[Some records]
== == ==
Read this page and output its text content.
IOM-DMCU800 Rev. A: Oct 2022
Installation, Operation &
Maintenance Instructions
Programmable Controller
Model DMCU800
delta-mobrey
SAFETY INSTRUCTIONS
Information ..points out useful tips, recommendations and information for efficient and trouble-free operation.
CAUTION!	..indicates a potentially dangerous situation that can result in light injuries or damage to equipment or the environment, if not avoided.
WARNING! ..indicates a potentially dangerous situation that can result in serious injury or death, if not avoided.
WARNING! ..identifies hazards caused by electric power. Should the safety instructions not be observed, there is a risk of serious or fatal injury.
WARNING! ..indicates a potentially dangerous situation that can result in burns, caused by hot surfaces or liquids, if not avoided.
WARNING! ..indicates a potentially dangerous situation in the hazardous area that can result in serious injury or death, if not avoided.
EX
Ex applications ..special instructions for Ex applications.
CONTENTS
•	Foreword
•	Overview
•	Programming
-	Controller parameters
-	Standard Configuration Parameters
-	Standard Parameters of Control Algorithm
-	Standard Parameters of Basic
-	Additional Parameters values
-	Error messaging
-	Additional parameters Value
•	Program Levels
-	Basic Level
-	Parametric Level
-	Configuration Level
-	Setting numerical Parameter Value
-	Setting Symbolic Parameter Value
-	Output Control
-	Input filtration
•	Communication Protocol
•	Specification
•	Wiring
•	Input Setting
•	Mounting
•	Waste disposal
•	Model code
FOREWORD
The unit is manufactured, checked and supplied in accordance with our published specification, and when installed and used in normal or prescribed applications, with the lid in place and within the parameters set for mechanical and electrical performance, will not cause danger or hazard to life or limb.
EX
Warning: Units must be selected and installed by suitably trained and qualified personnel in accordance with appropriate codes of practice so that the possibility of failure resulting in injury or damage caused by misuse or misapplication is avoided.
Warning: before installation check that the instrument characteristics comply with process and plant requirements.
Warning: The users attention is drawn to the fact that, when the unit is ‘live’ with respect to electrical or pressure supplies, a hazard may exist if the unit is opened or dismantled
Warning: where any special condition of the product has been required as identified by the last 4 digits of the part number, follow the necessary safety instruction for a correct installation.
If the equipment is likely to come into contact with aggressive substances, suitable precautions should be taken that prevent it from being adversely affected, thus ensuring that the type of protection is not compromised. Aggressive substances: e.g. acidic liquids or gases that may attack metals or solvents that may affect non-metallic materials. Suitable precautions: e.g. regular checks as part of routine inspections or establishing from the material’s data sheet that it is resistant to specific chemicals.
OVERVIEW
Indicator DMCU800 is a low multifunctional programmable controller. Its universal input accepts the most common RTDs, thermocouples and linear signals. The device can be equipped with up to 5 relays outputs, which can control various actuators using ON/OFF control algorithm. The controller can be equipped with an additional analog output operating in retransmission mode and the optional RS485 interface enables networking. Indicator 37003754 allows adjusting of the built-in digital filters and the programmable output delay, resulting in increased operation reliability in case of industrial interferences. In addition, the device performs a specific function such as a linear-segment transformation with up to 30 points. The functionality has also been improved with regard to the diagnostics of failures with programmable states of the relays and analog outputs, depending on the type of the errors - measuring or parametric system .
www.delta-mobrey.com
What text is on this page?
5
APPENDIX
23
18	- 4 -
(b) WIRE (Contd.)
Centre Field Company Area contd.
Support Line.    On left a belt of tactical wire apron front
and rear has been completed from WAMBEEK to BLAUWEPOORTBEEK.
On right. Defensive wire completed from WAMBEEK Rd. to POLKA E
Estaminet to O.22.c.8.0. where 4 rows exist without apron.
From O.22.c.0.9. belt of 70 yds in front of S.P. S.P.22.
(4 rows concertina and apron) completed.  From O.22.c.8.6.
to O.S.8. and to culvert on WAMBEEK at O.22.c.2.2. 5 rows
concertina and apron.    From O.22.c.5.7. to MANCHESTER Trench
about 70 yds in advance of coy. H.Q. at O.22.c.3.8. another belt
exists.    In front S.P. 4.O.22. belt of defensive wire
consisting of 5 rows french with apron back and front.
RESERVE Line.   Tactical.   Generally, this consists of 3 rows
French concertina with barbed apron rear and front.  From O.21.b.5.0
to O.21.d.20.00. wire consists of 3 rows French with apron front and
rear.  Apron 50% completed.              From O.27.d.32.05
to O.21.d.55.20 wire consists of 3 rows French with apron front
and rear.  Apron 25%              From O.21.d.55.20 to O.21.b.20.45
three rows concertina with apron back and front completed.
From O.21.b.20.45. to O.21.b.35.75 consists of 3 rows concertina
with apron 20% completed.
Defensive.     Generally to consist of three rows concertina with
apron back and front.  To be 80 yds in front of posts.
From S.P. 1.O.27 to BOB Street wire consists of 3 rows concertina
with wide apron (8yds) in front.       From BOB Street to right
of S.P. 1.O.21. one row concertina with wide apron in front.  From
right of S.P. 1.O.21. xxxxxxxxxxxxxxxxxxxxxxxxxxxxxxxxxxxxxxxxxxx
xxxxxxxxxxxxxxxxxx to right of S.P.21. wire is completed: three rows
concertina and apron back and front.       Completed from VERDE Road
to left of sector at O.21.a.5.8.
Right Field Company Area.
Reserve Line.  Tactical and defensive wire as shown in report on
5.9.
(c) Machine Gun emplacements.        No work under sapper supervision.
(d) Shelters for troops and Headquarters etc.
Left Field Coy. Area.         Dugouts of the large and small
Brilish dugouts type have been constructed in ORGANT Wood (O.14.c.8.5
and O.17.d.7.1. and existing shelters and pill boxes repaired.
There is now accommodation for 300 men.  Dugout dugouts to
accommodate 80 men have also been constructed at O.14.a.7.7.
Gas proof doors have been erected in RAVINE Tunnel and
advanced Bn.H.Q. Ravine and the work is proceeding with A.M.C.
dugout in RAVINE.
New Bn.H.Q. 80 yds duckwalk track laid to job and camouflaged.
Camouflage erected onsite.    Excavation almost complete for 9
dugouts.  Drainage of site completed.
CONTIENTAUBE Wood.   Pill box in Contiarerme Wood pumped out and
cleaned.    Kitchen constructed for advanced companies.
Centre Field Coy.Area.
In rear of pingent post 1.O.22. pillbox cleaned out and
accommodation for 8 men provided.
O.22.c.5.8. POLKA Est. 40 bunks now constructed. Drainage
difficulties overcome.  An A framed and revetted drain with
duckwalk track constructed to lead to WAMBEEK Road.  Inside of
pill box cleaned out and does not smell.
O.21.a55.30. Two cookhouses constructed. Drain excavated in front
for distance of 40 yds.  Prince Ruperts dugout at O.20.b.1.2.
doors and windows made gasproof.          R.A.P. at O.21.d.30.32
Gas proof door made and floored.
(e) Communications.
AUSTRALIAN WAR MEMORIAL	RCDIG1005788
== == ==
• [TASK TO CARRY OUT]
The records above are to be copied in full, exactly as written.

• [FINAL RESULT]
Read this page and output its text content.
IOM-DMCU800 Rev. A: Oct 2022
Installation, Operation &
Maintenance Instructions
Programmable Controller
Model DMCU800
delta-mobrey
SAFETY INSTRUCTIONS
Information ..points out useful tips, recommendations and information for efficient and trouble-free operation.
CAUTION!	..indicates a potentially dangerous situation that can result in light injuries or damage to equipment or the environment, if not avoided.
WARNING! ..indicates a potentially dangerous situation that can result in serious injury or death, if not avoided.
WARNING! ..identifies hazards caused by electric power. Should the safety instructions not be observed, there is a risk of serious or fatal injury.
WARNING! ..indicates a potentially dangerous situation that can result in burns, caused by hot surfaces or liquids, if not avoided.
WARNING! ..indicates a potentially dangerous situation in the hazardous area that can result in serious injury or death, if not avoided.
EX
Ex applications ..special instructions for Ex applications.
CONTENTS
•	Foreword
•	Overview
•	Programming
-	Controller parameters
-	Standard Configuration Parameters
-	Standard Parameters of Control Algorithm
-	Standard Parameters of Basic
-	Additional Parameters values
-	Error messaging
-	Additional parameters Value
•	Program Levels
-	Basic Level
-	Parametric Level
-	Configuration Level
-	Setting numerical Parameter Value
-	Setting Symbolic Parameter Value
-	Output Control
-	Input filtration
•	Communication Protocol
•	Specification
•	Wiring
•	Input Setting
•	Mounting
•	Waste disposal
•	Model code
FOREWORD
The unit is manufactured, checked and supplied in accordance with our published specification, and when installed and used in normal or prescribed applications, with the lid in place and within the parameters set for mechanical and electrical performance, will not cause danger or hazard to life or limb.
EX
Warning: Units must be selected and installed by suitably trained and qualified personnel in accordance with appropriate codes of practice so that the possibility of failure resulting in injury or damage caused by misuse or misapplication is avoided.
Warning: before installation check that the instrument characteristics comply with process and plant requirements.
Warning: The users attention is drawn to the fact that, when the unit is ‘live’ with respect to electrical or pressure supplies, a hazard may exist if the unit is opened or dismantled
Warning: where any special condition of the product has been required as identified by the last 4 digits of the part number, follow the necessary safety instruction for a correct installation.
If the equipment is likely to come into contact with aggressive substances, suitable precautions should be taken that prevent it from being adversely affected, thus ensuring that the type of protection is not compromised. Aggressive substances: e.g. acidic liquids or gases that may attack metals or solvents that may affect non-metallic materials. Suitable precautions: e.g. regular checks as part of routine inspections or establishing from the material’s data sheet that it is resistant to specific chemicals.
OVERVIEW
Indicator DMCU800 is a low multifunctional programmable controller. Its universal input accepts the most common RTDs, thermocouples and linear signals. The device can be equipped with up to 5 relays outputs, which can control various actuators using ON/OFF control algorithm. The controller can be equipped with an additional analog output operating in retransmission mode and the optional RS485 interface enables networking. Indicator 37003754 allows adjusting of the built-in digital filters and the programmable output delay, resulting in increased operation reliability in case of industrial interferences. In addition, the device performs a specific function such as a linear-segment transformation with up to 30 points. The functionality has also been improved with regard to the diagnostics of failures with programmable states of the relays and analog outputs, depending on the type of the errors - measuring or parametric system .
www.delta-mobrey.com
What text is on this page?
5
APPENDIX
23
18	- 4 -
(b) WIRE (Contd.)
Centre Field Company Area contd.
Support Line.    On left a belt of tactical wire apron front
and rear has been completed from WAMBEEK to BLAUWEPOORTBEEK.
On right. Defensive wire completed from WAMBEEK Rd. to POLKA E
Estaminet to O.22.c.8.0. where 4 rows exist without apron.
From O.22.c.0.9. belt of 70 yds in front of S.P. S.P.22.
(4 rows concertina and apron) completed.  From O.22.c.8.6.
to O.S.8. and to culvert on WAMBEEK at O.22.c.2.2. 5 rows
concertina and apron.    From O.22.c.5.7. to MANCHESTER Trench
about 70 yds in advance of coy. H.Q. at O.22.c.3.8. another belt
exists.    In front S.P. 4.O.22. belt of defensive wire
consisting of 5 rows french with apron back and front.
RESERVE Line.   Tactical.   Generally, this consists of 3 rows
French concertina with barbed apron rear and front.  From O.21.b.5.0
to O.21.d.20.00. wire consists of 3 rows French with apron front and
rear.  Apron 50% completed.              From O.27.d.32.05
to O.21.d.55.20 wire consists of 3 rows French with apron front
and rear.  Apron 25%              From O.21.d.55.20 to O.21.b.20.45
three rows concertina with apron back and front completed.
From O.21.b.20.45. to O.21.b.35.75 consists of 3 rows concertina
with apron 20% completed.
Defensive.     Generally to consist of three rows concertina with
apron back and front.  To be 80 yds in front of posts.
From S.P. 1.O.27 to BOB Street wire consists of 3 rows concertina
with wide apron (8yds) in front.       From BOB Street to right
of S.P. 1.O.21. one row concertina with wide apron in front.  From
right of S.P. 1.O.21. xxxxxxxxxxxxxxxxxxxxxxxxxxxxxxxxxxxxxxxxxxx
xxxxxxxxxxxxxxxxxx to right of S.P.21. wire is completed: three rows
concertina and apron back and front.       Completed from VERDE Road
to left of sector at O.21.a.5.8.
Right Field Company Area.
Reserve Line.  Tactical and defensive wire as shown in report on
5.9.
(c) Machine Gun emplacements.        No work under sapper supervision.
(d) Shelters for troops and Headquarters etc.
Left Field Coy. Area.         Dugouts of the large and small
Brilish dugouts type have been constructed in ORGANT Wood (O.14.c.8.5
and O.17.d.7.1. and existing shelters and pill boxes repaired.
There is now accommodation for 300 men.  Dugout dugouts to
accommodate 80 men have also been constructed at O.14.a.7.7.
Gas proof doors have been erected in RAVINE Tunnel and
advanced Bn.H.Q. Ravine and the work is proceeding with A.M.C.
dugout in RAVINE.
New Bn.H.Q. 80 yds duckwalk track laid to job and camouflaged.
Camouflage erected onsite.    Excavation almost complete for 9
dugouts.  Drainage of site completed.
CONTIENTAUBE Wood.   Pill box in Contiarerme Wood pumped out and
cleaned.    Kitchen constructed for advanced companies.
Centre Field Coy.Area.
In rear of pingent post 1.O.22. pillbox cleaned out and
accommodation for 8 men provided.
O.22.c.5.8. POLKA Est. 40 bunks now constructed. Drainage
difficulties overcome.  An A framed and revetted drain with
duckwalk track constructed to lead to WAMBEEK Road.  Inside of
pill box cleaned out and does not smell.
O.21.a55.30. Two cookhouses constructed. Drain excavated in front
for distance of 40 yds.  Prince Ruperts dugout at O.20.b.1.2.
doors and windows made gasproof.          R.A.P. at O.21.d.30.32
Gas proof door made and floored.
(e) Communications.
AUSTRALIAN WAR MEMORIAL	RCDIG1005788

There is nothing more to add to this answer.